→ Records:
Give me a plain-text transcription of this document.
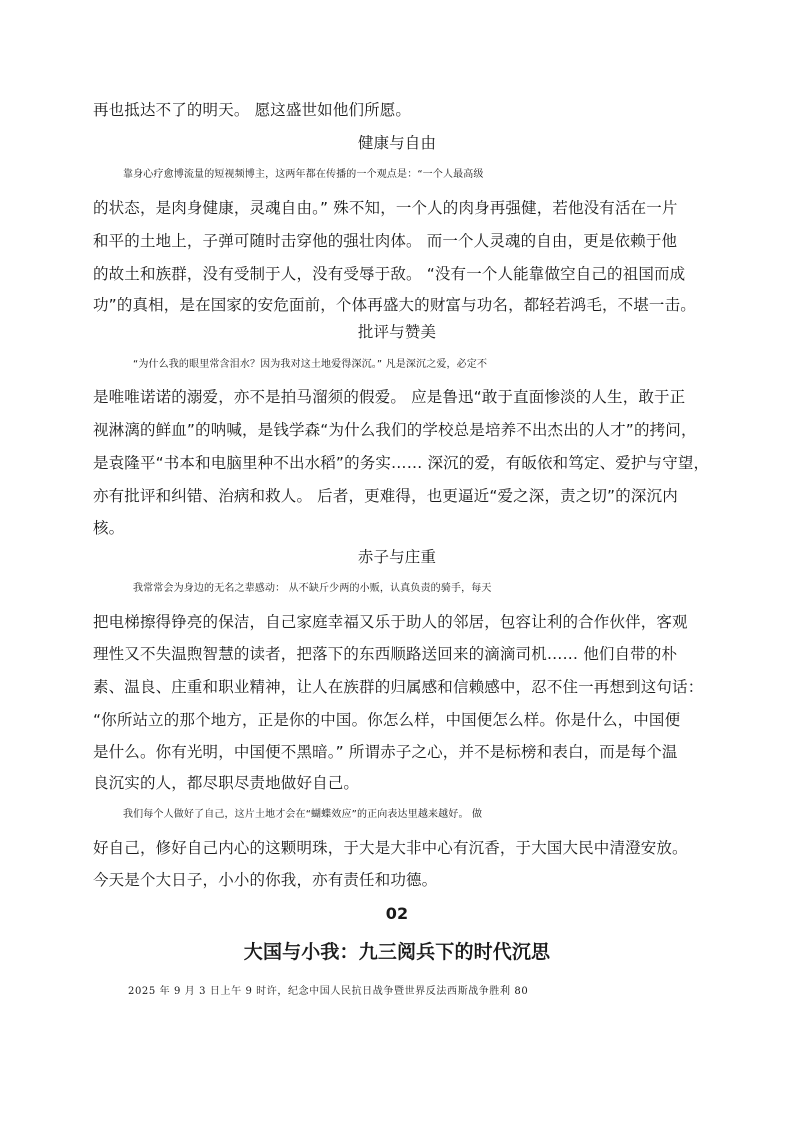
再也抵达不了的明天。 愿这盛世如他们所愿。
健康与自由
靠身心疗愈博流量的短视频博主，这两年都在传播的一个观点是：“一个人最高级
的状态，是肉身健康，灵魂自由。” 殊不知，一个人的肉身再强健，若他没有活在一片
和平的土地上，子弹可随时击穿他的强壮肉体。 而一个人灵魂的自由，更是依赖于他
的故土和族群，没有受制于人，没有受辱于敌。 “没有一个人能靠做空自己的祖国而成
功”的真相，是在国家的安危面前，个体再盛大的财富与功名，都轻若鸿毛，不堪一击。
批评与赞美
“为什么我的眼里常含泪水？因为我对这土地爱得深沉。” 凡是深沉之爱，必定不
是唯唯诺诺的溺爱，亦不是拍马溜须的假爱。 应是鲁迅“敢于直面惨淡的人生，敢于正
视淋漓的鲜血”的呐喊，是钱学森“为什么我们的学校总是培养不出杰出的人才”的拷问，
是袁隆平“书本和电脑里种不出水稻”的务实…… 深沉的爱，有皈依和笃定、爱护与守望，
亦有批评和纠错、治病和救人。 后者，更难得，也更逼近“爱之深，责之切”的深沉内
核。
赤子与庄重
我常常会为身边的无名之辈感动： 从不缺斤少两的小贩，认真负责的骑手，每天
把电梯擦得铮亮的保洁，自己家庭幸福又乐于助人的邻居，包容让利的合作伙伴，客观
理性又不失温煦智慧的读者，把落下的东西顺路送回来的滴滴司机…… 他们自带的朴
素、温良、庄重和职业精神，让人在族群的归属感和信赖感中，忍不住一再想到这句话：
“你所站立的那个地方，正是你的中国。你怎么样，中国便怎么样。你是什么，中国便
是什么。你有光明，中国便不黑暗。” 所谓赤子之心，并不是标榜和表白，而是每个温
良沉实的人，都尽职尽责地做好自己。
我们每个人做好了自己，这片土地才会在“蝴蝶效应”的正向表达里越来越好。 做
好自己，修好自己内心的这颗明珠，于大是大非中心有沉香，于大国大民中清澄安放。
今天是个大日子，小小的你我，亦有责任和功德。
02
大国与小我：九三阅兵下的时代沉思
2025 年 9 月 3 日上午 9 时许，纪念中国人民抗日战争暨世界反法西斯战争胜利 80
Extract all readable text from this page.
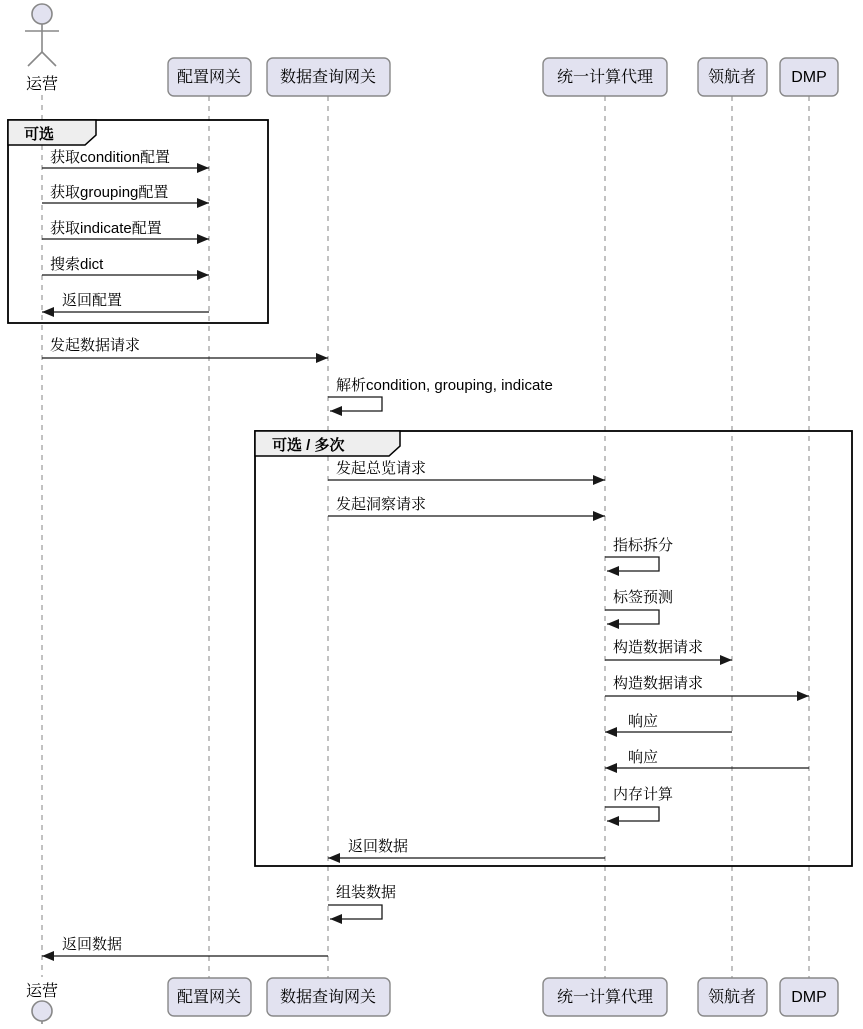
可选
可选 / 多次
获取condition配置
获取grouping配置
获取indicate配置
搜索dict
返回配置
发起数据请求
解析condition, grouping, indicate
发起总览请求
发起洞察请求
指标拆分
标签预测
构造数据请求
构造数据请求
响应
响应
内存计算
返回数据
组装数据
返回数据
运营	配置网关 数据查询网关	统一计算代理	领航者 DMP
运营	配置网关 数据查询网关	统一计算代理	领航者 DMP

→ Goal of the exercise:
In the records above, find the line with "Extract all readable text from this page." and copy from it through the last line exactly, without the pictures.

→ Answer to the task:
Extract all readable text from this page.
可选
可选 / 多次
获取condition配置
获取grouping配置
获取indicate配置
搜索dict
返回配置
发起数据请求
解析condition, grouping, indicate
发起总览请求
发起洞察请求
指标拆分
标签预测
构造数据请求
构造数据请求
响应
响应
内存计算
返回数据
组装数据
返回数据
运营	配置网关 数据查询网关	统一计算代理	领航者 DMP
运营	配置网关 数据查询网关	统一计算代理	领航者 DMP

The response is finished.